Your goal —
Lines holding the string "written" are the ones to copy from this listing.

----------

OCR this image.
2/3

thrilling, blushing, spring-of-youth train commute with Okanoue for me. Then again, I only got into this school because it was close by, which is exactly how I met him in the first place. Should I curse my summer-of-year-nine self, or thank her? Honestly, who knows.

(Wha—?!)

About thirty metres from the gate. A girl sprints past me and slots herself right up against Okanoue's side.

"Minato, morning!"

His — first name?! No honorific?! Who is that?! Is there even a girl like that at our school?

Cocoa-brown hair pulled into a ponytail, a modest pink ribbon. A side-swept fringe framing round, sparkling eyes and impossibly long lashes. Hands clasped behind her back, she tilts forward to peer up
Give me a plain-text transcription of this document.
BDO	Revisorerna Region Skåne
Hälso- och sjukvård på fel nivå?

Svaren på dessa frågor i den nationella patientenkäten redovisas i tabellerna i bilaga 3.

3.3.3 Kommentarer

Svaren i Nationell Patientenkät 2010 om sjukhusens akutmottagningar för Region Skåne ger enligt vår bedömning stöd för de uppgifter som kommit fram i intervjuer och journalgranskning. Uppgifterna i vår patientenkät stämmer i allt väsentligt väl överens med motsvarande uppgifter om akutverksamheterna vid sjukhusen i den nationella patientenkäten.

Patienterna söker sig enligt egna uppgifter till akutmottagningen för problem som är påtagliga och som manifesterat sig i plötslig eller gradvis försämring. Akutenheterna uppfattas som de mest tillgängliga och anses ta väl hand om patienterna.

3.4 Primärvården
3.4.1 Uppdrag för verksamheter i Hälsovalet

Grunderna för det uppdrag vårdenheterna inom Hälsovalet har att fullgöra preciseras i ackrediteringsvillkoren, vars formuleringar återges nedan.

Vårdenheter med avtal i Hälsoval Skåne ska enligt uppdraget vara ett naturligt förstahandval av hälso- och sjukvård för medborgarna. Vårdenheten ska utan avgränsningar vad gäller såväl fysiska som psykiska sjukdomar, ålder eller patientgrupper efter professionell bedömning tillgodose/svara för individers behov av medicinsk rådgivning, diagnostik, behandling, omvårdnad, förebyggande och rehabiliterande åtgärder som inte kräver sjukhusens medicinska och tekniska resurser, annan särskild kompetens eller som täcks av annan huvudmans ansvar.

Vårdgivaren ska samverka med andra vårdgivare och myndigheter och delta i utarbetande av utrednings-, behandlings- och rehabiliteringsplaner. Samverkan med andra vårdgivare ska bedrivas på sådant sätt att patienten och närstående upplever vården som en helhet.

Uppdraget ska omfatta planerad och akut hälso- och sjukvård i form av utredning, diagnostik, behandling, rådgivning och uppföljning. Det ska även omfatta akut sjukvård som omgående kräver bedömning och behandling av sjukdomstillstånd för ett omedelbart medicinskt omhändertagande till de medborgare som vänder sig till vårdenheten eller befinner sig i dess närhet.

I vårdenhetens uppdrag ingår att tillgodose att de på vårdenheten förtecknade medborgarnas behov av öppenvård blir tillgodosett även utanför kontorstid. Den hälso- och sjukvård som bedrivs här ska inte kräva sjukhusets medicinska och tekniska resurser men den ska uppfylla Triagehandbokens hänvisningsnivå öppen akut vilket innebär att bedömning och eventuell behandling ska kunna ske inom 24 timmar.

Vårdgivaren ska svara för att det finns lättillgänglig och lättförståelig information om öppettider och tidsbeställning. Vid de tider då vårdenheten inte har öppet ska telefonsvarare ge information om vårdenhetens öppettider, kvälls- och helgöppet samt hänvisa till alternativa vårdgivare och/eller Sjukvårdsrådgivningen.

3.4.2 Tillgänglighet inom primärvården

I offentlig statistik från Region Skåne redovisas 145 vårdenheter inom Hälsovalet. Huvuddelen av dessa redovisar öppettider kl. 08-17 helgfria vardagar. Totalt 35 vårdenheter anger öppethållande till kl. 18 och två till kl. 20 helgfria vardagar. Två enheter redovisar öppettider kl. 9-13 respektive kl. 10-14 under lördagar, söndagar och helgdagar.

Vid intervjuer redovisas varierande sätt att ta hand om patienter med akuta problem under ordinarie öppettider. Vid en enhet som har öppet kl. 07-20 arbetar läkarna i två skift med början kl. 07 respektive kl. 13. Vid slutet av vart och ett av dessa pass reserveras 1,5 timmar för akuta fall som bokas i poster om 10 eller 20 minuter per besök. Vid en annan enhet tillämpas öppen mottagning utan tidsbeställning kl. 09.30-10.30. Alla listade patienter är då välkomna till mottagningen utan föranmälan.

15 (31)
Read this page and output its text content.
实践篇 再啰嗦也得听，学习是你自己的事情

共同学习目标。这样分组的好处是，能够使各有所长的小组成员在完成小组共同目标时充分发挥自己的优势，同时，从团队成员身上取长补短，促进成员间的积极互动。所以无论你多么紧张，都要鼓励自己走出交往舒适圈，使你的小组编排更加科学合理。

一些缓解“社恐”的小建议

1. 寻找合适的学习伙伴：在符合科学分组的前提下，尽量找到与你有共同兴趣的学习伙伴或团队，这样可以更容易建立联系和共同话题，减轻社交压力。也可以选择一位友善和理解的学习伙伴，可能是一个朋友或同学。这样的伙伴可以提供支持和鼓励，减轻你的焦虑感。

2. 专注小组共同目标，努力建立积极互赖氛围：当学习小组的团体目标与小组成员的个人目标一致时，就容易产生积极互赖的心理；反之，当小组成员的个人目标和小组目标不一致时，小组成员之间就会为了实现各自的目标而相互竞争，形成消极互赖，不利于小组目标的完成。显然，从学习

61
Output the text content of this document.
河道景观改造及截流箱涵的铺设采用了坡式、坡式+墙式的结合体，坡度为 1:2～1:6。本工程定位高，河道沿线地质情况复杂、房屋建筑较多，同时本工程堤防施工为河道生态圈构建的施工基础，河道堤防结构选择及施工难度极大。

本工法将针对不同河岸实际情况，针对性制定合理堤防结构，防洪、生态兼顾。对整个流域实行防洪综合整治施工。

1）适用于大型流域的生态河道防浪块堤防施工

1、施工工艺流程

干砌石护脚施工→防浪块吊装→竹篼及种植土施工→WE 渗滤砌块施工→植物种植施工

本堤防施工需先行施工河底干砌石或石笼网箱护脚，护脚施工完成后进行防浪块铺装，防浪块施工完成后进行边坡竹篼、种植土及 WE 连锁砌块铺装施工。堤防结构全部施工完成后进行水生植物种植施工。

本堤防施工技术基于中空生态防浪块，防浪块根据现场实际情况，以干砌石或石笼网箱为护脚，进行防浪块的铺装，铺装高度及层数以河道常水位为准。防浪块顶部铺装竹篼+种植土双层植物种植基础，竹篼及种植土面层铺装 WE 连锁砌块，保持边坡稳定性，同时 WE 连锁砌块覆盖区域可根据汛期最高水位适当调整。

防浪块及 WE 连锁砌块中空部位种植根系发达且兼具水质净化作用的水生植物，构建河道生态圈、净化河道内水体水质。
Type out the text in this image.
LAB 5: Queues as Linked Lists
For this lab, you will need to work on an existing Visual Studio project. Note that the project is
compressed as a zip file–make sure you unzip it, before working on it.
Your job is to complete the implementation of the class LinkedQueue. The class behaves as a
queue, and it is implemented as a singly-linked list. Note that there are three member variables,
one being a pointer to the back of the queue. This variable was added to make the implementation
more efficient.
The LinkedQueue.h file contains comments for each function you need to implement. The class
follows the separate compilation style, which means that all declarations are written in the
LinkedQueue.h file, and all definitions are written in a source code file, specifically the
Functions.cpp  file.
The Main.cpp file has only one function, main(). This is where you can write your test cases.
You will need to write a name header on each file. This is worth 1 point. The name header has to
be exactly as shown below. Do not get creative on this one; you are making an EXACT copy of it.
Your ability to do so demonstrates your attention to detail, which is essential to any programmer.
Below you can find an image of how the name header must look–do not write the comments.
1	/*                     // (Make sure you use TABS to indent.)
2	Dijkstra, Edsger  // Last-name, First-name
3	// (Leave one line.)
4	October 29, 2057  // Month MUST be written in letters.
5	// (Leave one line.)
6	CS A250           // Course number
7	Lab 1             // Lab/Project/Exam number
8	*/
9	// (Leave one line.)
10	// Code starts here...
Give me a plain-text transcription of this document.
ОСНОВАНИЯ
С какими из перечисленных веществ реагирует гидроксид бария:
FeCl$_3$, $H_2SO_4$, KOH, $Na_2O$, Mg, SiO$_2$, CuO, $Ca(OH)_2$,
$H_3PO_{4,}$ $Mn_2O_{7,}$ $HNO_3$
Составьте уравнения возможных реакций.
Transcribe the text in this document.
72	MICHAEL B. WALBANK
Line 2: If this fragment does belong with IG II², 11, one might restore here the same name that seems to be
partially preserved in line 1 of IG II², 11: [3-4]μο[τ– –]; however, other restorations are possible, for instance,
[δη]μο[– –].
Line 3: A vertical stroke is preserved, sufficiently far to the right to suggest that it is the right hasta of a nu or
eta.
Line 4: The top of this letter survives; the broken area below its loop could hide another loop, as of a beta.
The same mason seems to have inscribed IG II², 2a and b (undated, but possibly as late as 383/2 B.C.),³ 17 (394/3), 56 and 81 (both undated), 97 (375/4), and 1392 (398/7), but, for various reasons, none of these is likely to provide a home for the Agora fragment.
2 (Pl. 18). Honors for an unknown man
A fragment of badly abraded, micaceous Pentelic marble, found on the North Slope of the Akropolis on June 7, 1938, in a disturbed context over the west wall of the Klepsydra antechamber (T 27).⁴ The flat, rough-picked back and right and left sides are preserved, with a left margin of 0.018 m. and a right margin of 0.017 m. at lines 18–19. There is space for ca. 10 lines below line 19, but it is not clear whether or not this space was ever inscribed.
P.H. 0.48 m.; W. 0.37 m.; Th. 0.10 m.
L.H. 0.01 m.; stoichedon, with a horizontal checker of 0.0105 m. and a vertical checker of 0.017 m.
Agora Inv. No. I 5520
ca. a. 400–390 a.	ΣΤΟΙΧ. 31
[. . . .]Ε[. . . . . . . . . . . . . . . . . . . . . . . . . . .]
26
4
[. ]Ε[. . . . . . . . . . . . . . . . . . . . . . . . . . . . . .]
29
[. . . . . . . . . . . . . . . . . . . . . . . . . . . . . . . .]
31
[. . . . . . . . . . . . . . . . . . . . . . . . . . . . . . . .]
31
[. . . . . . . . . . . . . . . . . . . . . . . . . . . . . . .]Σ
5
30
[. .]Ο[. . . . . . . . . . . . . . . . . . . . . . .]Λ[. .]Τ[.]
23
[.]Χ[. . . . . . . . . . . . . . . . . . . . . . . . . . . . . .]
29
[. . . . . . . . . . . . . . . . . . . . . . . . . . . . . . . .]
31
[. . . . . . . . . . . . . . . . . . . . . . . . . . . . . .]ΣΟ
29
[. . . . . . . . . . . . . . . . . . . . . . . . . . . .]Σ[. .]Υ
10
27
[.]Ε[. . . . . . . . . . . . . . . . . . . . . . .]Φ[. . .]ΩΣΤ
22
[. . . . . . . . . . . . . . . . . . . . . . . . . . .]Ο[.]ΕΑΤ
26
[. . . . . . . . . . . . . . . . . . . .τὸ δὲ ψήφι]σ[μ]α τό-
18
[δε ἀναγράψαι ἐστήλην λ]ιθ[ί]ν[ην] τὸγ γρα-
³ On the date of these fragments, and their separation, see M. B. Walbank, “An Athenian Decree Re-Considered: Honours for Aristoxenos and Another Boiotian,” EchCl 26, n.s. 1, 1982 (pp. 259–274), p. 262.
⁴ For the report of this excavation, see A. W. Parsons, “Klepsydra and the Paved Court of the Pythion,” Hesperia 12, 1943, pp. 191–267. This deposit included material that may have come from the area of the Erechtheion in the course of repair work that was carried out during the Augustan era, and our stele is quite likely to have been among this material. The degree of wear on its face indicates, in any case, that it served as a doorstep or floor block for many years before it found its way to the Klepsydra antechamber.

----------

Solution —
follows the separate compilation style, which means that all declarations are written in the
LinkedQueue.h file, and all definitions are written in a source code file, specifically the
4	October 29, 2057  // Month MUST be written in letters.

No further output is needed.